─── Data rows

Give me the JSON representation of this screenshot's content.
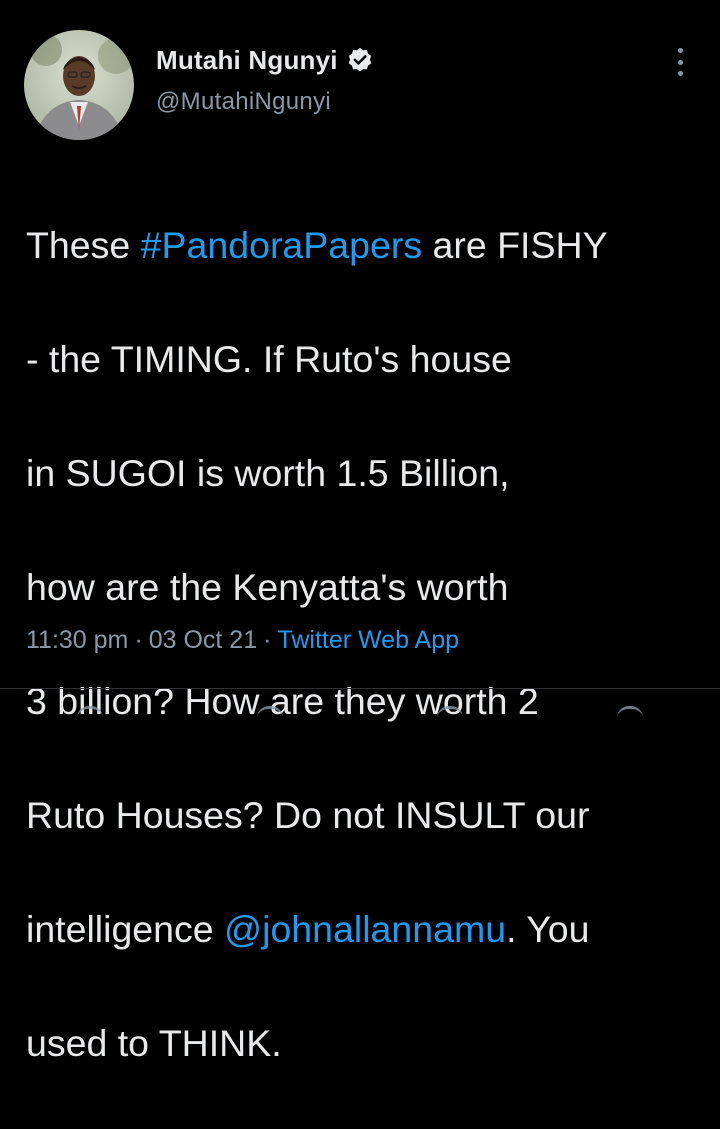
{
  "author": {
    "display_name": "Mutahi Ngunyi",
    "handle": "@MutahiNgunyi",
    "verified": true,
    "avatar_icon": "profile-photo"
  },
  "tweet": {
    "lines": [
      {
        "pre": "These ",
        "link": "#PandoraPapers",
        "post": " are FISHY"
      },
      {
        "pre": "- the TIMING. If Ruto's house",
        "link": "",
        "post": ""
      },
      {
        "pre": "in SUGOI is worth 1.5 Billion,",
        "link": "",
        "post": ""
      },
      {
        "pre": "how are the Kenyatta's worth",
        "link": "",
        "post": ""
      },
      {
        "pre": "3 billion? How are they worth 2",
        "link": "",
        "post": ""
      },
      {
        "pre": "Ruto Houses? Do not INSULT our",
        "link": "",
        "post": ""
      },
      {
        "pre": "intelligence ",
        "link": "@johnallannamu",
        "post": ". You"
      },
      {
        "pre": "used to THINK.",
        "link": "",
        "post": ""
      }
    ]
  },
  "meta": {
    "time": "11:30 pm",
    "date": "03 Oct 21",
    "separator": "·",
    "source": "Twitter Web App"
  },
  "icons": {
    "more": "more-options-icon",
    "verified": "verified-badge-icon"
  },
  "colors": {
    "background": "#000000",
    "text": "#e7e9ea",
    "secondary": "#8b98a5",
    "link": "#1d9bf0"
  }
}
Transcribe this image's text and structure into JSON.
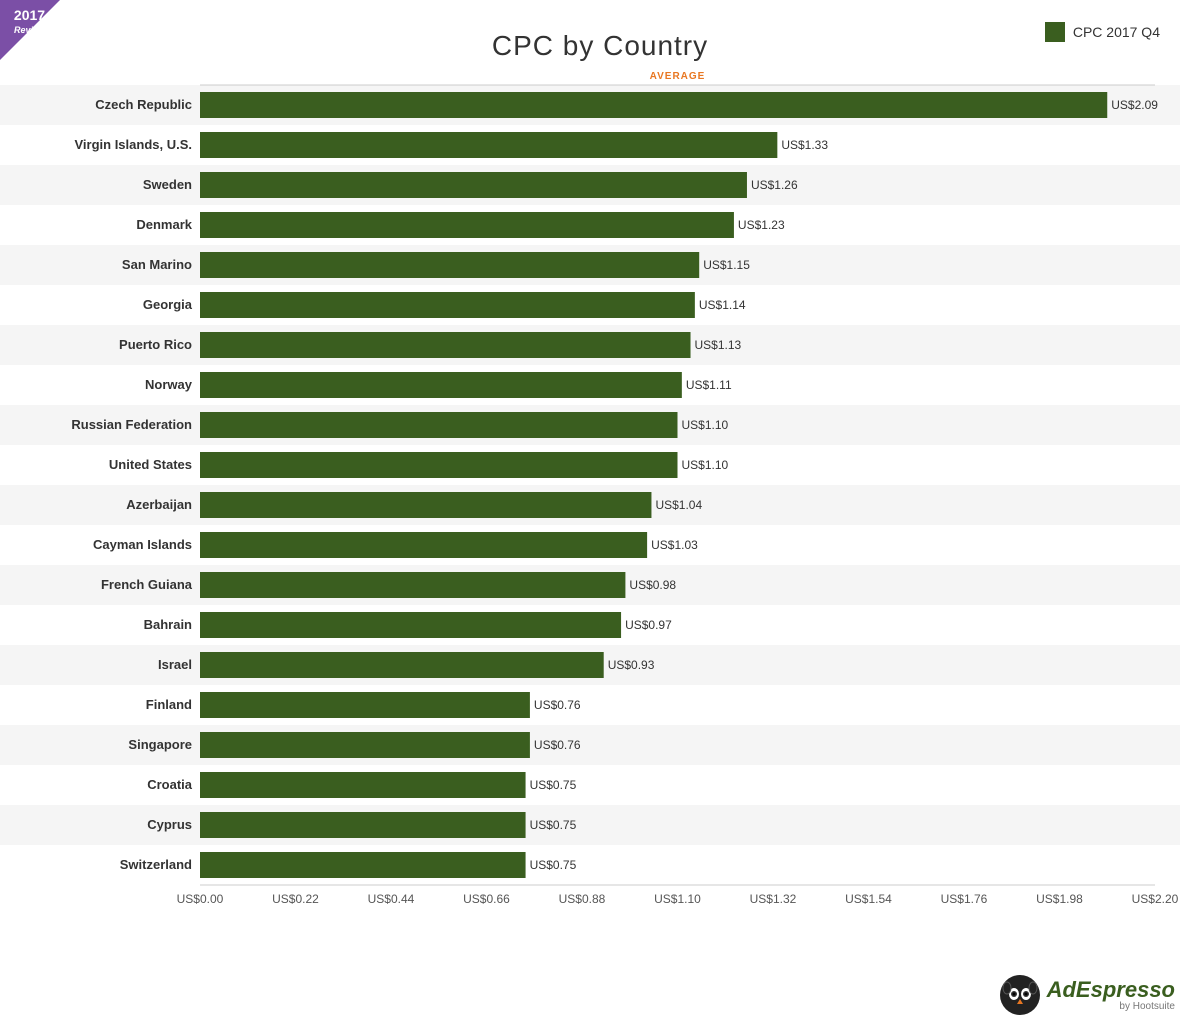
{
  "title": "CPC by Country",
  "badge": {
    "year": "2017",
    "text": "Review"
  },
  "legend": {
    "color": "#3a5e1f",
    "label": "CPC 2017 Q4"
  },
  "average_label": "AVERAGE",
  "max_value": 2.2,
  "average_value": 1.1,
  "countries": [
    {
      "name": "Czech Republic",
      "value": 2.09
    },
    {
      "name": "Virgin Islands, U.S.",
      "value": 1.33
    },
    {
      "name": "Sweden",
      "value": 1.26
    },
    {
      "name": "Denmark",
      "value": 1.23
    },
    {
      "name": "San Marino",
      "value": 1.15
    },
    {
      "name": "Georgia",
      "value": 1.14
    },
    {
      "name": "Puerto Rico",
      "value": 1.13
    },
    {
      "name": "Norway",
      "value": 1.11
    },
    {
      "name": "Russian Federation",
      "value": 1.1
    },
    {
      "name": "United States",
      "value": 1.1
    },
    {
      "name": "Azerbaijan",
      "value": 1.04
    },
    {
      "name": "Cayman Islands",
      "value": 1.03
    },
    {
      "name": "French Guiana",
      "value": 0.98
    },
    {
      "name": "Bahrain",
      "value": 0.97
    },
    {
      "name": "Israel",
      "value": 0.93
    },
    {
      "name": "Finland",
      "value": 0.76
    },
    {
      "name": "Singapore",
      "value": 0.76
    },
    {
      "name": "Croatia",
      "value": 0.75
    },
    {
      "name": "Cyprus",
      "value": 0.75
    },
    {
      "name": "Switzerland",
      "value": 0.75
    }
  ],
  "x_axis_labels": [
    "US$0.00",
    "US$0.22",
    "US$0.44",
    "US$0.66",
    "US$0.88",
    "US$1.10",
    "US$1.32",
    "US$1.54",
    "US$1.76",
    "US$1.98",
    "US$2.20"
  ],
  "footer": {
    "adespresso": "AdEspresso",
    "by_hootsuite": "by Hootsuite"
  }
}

──────

Task: Pull out all lines in the data above that include "text".

Completed task:
    "text": "#e7e9ea",
Transcribe this image's text and structure into JSON.
    "text": "Review"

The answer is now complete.